Go through the records and copy each line where the word "Alinear" occurs.
━━ Material provided ━━
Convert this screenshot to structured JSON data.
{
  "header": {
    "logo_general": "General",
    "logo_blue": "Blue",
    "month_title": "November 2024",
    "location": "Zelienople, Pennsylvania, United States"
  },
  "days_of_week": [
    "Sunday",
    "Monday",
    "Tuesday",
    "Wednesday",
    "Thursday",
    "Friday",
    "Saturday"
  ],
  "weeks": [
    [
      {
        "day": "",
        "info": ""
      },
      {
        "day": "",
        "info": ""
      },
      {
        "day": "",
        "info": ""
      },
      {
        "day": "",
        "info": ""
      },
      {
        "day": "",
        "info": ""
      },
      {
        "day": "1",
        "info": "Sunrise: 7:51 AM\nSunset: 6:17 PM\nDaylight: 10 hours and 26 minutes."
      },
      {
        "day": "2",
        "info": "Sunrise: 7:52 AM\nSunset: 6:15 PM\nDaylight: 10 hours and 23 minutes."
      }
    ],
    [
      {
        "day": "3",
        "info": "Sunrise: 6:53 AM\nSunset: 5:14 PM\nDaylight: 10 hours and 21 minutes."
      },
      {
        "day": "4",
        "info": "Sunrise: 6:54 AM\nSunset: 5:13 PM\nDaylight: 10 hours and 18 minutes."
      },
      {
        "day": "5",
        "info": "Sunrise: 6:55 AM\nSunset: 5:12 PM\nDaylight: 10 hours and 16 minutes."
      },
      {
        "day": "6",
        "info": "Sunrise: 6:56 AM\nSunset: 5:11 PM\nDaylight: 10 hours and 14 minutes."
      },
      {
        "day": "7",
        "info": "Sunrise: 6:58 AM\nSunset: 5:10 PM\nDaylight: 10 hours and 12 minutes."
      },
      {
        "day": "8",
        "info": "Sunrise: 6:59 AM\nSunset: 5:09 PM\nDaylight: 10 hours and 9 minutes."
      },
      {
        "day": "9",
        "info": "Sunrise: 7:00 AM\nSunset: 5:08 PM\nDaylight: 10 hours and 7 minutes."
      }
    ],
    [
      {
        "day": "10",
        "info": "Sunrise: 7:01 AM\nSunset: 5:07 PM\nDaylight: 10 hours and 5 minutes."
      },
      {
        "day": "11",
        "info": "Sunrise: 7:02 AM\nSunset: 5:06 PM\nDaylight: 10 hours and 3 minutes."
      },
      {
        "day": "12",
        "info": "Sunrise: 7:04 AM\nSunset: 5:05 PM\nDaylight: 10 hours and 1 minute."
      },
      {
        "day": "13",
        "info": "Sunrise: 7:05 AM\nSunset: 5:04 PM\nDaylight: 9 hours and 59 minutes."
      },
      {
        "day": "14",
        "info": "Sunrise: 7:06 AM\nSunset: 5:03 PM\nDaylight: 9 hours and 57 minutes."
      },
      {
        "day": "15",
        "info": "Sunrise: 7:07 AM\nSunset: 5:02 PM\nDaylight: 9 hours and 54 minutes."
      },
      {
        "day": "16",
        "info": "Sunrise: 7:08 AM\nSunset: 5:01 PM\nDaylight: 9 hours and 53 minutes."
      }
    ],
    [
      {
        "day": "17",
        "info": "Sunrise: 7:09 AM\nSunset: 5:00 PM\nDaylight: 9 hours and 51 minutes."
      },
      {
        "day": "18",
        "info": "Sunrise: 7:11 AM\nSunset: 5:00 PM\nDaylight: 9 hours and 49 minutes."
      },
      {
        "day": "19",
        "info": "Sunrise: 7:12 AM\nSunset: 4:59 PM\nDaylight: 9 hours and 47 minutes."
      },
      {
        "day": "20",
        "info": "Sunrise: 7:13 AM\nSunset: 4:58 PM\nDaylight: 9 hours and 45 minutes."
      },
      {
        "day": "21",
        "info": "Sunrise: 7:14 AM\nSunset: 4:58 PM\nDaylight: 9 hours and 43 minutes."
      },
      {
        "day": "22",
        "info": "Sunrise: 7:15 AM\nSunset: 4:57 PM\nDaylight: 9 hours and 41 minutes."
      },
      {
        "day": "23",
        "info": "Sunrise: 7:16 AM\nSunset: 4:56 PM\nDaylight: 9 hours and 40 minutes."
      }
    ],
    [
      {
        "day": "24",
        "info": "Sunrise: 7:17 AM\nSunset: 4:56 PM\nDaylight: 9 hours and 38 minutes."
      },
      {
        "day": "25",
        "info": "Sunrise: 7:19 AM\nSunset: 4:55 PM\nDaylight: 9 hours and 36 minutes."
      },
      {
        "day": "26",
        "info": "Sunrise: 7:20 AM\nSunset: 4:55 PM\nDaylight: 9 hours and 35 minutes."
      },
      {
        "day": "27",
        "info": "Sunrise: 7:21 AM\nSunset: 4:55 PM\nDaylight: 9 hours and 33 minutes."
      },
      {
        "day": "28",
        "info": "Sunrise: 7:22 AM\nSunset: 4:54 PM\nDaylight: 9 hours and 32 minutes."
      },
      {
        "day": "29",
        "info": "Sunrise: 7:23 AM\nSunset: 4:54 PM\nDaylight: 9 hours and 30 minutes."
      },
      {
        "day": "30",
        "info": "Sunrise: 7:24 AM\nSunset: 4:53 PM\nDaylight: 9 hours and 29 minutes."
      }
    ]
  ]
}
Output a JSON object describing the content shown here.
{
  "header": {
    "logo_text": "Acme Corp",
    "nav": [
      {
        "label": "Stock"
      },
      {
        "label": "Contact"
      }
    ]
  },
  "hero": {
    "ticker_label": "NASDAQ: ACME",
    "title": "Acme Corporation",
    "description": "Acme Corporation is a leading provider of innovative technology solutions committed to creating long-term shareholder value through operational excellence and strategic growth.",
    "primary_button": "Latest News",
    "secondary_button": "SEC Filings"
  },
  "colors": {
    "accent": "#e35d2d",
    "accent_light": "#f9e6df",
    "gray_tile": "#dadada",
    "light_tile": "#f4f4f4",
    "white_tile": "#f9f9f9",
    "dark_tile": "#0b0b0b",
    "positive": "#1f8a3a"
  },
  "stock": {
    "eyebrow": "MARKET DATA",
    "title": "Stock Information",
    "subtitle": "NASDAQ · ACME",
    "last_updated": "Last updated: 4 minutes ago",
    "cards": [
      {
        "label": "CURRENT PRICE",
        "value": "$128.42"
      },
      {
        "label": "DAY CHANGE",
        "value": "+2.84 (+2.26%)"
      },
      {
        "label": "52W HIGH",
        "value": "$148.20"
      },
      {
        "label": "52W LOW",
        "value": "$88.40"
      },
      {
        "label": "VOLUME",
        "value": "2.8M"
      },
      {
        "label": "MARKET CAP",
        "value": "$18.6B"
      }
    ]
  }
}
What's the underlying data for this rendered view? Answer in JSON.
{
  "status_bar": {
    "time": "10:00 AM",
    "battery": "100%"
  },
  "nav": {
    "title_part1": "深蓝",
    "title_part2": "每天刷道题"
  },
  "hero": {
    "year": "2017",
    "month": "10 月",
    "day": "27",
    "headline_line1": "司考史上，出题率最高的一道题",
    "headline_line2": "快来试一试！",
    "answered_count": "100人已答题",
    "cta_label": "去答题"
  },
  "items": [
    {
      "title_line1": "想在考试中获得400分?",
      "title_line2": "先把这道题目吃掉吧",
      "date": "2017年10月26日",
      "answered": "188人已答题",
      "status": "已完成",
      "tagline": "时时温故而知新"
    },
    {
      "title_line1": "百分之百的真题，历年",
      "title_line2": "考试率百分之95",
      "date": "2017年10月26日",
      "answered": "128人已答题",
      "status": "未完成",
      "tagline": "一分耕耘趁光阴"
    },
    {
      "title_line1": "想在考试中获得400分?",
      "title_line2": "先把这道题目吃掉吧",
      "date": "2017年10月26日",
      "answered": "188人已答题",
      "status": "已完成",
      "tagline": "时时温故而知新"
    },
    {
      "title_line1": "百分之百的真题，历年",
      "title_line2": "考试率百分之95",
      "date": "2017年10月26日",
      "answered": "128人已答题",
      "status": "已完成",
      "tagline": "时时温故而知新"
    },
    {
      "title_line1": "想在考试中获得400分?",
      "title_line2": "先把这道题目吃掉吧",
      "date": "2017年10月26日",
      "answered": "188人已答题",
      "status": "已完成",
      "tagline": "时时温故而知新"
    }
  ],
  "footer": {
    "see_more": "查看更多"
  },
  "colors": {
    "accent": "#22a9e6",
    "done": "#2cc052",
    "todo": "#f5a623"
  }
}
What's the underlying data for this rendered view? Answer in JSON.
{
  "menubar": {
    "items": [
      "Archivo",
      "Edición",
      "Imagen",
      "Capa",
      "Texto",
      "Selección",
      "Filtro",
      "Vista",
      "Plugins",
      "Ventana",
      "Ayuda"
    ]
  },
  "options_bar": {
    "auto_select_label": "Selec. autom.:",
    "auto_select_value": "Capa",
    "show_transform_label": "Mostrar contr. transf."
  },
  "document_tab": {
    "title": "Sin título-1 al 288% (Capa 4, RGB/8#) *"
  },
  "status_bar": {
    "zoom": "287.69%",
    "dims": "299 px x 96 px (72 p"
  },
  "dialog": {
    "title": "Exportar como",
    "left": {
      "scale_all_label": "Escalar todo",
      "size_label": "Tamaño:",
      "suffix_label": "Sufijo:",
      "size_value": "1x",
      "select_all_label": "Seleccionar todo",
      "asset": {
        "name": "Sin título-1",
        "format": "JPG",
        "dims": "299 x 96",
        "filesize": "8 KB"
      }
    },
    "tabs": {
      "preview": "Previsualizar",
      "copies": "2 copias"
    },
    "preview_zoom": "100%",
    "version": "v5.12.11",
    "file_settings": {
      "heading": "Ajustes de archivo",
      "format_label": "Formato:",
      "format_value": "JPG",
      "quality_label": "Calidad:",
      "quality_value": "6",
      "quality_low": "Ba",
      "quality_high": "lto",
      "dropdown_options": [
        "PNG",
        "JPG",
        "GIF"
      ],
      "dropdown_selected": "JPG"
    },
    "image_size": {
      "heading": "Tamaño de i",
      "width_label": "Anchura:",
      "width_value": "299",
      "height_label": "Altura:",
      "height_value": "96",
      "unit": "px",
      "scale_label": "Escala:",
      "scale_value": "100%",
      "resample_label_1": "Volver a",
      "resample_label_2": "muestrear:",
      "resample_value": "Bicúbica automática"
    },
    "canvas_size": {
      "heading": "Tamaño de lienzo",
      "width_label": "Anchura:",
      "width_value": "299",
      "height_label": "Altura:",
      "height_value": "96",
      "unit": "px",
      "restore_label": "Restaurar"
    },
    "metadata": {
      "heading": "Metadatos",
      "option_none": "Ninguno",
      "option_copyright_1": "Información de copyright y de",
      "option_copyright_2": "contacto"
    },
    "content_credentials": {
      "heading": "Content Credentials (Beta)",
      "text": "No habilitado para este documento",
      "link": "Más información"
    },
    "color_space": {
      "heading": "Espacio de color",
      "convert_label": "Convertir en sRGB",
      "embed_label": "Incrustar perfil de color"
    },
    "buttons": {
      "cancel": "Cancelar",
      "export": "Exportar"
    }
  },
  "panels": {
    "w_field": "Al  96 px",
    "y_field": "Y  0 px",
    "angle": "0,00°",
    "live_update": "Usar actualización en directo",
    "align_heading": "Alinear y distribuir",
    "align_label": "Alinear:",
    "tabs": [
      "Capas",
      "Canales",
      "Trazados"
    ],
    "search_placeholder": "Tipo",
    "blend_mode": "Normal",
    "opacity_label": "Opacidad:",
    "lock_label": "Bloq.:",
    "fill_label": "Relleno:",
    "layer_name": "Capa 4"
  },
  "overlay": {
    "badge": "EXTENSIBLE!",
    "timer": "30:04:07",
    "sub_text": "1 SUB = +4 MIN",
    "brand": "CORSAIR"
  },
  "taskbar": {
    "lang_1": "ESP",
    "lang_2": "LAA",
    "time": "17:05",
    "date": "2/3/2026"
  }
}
━━━
Written answer:
    "align_heading": "Alinear y distribuir",
    "align_label": "Alinear:",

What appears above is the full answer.